--- About this exercise ---
Among the records below, find the lines containing "pairs" and state only how many there are.

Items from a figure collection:
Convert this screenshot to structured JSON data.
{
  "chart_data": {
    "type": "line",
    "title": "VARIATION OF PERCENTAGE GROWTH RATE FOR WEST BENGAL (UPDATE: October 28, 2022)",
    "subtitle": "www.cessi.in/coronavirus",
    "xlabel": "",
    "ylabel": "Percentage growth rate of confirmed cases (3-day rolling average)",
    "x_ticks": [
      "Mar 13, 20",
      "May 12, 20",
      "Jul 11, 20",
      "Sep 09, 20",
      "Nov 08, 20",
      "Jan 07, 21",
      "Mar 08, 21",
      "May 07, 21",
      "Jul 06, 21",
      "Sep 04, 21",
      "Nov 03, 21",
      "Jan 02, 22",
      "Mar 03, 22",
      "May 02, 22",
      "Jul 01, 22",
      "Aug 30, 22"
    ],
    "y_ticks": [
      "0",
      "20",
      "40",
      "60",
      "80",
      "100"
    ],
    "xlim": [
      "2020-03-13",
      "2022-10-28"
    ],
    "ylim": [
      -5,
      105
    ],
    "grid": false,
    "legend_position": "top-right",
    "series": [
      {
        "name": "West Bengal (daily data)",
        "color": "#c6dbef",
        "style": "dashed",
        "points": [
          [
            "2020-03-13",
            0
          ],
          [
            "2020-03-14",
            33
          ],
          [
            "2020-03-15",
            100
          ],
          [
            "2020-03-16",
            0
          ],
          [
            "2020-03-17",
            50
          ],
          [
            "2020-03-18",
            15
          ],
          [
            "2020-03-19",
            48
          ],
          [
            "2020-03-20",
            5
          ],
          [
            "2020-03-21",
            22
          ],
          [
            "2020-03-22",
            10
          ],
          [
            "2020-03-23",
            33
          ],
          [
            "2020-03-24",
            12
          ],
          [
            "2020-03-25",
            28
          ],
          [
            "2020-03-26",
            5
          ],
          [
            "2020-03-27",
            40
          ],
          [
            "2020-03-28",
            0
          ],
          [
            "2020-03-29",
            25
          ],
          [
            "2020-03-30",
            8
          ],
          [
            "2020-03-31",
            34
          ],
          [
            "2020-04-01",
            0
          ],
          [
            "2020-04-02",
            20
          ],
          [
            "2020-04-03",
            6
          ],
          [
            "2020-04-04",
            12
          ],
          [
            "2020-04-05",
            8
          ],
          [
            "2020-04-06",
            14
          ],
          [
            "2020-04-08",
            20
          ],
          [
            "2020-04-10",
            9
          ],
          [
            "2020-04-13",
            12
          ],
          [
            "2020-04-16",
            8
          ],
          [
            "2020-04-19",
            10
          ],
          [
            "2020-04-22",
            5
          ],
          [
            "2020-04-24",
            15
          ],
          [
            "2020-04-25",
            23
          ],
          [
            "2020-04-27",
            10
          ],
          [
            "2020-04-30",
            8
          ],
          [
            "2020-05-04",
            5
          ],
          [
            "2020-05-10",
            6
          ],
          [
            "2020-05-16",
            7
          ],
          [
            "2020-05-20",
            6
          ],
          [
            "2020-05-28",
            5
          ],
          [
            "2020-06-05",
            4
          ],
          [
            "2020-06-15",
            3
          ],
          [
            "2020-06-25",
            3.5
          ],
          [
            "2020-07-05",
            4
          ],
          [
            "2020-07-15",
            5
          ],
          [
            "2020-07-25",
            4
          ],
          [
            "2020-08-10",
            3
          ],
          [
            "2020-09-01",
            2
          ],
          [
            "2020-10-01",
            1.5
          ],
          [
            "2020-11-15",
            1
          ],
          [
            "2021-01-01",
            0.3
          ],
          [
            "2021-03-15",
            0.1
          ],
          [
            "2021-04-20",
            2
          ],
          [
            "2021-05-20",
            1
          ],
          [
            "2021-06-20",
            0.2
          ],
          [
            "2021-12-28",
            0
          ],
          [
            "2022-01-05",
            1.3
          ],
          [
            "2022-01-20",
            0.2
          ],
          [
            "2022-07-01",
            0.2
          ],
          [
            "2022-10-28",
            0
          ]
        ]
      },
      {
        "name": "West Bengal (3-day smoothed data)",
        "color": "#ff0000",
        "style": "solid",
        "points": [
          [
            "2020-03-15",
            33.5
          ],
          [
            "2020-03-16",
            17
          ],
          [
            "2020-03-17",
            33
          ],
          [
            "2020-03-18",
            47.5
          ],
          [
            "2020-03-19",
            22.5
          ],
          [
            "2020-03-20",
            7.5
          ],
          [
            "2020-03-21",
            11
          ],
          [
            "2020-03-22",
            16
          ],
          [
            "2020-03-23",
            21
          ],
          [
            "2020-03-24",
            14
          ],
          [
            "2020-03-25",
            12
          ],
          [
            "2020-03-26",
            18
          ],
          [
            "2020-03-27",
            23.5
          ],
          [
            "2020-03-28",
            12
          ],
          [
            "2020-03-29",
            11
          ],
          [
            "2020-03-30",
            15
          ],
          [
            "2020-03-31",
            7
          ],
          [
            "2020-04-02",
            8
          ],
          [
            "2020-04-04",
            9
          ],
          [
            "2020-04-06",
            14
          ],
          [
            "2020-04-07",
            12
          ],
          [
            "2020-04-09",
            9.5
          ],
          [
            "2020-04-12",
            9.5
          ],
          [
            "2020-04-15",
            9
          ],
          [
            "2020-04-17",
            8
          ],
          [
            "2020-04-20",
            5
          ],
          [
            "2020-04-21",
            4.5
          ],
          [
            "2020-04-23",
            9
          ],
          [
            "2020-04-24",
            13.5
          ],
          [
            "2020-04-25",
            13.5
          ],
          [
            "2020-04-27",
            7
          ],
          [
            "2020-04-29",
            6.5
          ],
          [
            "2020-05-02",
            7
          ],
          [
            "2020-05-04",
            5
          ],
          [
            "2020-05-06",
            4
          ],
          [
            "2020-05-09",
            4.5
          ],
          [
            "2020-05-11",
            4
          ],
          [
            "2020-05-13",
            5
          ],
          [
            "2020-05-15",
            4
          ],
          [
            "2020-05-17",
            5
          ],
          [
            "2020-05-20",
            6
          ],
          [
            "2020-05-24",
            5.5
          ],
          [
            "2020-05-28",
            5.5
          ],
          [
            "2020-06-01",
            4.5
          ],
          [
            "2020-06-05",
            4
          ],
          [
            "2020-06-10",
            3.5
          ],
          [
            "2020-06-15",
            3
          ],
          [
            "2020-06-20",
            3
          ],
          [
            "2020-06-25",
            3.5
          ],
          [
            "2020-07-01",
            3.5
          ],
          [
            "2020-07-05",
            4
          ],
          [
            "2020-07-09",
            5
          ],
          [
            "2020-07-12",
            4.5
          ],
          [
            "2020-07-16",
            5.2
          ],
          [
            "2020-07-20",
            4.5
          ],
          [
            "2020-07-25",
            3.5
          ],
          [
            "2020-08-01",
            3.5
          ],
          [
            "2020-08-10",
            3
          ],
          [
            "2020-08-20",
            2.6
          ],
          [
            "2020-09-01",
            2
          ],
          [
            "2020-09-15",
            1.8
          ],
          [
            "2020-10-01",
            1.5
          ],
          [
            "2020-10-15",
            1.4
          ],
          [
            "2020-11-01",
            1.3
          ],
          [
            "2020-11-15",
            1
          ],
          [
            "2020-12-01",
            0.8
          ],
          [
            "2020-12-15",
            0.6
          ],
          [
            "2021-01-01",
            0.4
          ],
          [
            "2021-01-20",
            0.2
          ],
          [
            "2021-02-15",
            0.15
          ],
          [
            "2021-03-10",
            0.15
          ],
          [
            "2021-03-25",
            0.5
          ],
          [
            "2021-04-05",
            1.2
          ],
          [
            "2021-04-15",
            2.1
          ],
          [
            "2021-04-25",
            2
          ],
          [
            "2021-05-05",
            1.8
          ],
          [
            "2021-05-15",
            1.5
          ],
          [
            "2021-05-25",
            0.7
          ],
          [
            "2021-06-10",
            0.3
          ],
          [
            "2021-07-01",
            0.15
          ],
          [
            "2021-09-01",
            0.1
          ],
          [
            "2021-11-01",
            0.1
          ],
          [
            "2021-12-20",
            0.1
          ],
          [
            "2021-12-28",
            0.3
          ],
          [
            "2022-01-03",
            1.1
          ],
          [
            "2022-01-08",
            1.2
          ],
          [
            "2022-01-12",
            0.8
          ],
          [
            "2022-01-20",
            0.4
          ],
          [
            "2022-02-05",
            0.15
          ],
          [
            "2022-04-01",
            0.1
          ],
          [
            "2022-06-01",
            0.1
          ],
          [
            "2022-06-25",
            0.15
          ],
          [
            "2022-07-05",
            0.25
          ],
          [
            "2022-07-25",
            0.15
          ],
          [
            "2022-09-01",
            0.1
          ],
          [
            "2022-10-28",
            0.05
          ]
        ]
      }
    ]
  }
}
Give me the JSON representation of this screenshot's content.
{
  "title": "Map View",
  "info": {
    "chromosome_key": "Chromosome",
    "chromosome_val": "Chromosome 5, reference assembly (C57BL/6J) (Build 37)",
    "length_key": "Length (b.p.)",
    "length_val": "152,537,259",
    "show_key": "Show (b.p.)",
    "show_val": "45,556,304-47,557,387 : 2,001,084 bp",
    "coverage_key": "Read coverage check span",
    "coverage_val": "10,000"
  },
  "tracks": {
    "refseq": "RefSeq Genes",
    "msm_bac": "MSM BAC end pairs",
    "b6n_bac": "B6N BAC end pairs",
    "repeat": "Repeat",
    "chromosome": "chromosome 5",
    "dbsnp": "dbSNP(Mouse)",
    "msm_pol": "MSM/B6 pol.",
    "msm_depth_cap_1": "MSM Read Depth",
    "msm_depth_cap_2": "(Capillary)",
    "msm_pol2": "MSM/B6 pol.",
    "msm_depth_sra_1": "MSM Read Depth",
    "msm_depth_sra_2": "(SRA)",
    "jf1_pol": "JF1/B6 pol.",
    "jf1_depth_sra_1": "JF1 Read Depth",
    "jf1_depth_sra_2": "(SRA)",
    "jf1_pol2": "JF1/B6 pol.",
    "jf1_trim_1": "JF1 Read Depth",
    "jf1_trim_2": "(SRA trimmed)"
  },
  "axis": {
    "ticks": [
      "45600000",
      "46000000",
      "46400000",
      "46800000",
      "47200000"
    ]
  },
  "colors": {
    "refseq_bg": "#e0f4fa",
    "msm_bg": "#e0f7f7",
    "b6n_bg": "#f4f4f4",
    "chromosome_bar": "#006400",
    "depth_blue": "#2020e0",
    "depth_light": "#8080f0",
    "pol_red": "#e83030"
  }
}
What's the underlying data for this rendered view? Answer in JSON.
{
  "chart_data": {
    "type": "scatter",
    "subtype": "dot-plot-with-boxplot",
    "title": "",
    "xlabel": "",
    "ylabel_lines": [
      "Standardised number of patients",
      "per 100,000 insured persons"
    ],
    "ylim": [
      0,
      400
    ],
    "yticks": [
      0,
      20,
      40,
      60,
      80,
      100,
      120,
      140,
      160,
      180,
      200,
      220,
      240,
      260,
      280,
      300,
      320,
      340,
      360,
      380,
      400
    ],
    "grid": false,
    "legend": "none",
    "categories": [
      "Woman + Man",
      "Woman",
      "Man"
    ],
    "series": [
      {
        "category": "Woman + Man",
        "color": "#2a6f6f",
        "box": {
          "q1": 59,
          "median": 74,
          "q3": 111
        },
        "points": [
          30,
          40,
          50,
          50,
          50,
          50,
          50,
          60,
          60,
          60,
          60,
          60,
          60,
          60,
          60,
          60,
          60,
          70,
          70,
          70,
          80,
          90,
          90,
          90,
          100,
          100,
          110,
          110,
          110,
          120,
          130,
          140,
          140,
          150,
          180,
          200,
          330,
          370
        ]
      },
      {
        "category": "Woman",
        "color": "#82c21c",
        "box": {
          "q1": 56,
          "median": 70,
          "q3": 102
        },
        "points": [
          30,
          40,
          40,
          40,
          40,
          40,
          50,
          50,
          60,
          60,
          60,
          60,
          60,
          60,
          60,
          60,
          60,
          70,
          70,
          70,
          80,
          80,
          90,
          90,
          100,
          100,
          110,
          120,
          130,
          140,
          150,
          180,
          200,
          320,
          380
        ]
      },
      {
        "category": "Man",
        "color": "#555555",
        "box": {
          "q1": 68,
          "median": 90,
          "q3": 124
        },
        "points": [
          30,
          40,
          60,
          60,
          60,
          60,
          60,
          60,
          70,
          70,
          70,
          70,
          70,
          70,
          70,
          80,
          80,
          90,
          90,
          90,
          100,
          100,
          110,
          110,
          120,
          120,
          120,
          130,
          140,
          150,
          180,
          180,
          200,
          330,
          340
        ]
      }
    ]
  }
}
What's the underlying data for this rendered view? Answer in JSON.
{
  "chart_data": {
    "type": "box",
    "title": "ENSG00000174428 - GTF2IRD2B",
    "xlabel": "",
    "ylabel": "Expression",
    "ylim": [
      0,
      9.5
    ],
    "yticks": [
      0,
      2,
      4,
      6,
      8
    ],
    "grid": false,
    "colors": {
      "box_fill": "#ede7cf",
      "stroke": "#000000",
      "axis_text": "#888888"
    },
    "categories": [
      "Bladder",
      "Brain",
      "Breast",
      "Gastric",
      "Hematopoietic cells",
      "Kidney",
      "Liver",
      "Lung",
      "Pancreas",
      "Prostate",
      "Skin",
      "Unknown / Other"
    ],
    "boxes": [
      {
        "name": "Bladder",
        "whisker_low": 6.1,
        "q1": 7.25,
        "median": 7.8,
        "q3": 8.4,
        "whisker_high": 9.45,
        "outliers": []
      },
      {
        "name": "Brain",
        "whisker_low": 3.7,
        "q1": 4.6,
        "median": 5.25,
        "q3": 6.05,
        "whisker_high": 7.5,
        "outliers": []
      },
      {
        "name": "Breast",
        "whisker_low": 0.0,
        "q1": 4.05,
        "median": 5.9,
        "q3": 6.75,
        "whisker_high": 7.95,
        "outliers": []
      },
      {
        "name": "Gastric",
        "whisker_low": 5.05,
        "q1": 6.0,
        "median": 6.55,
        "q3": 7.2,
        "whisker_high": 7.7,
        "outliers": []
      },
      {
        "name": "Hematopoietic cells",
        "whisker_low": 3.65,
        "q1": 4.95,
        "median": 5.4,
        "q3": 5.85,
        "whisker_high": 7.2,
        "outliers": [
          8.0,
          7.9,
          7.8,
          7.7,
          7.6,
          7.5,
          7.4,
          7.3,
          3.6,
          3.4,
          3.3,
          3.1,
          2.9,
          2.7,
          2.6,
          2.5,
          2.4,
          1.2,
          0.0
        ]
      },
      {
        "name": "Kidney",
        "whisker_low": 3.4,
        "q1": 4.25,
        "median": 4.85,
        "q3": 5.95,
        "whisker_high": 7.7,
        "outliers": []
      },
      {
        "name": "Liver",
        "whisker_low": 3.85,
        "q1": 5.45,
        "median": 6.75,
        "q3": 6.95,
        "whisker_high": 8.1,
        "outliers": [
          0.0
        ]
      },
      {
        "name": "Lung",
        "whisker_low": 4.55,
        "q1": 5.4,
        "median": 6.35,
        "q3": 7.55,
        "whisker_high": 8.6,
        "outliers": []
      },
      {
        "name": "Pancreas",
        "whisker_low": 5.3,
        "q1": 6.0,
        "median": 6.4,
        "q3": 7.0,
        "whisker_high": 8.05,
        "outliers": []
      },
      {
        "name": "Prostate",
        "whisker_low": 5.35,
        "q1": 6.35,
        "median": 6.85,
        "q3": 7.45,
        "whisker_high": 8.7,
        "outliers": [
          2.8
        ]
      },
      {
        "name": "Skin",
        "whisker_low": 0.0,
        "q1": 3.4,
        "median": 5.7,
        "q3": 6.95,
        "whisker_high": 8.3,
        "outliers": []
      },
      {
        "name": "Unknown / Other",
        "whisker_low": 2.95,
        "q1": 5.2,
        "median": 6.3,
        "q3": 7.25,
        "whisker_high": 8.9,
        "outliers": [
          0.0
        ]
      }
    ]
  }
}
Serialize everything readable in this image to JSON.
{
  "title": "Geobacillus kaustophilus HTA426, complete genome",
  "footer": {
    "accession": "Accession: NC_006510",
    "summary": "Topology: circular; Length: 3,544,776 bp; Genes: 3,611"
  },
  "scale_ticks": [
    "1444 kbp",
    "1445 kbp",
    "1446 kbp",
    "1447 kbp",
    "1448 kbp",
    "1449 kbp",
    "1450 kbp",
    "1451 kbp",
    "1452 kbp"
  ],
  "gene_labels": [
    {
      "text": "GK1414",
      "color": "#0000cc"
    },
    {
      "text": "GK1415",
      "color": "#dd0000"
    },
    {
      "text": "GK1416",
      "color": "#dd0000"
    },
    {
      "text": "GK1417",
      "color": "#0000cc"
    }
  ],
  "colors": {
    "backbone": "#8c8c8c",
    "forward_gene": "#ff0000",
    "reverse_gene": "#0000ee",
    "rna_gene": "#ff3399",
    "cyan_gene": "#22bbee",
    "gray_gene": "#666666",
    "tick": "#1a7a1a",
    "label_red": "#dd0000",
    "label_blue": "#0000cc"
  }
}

--- Answer space ---
2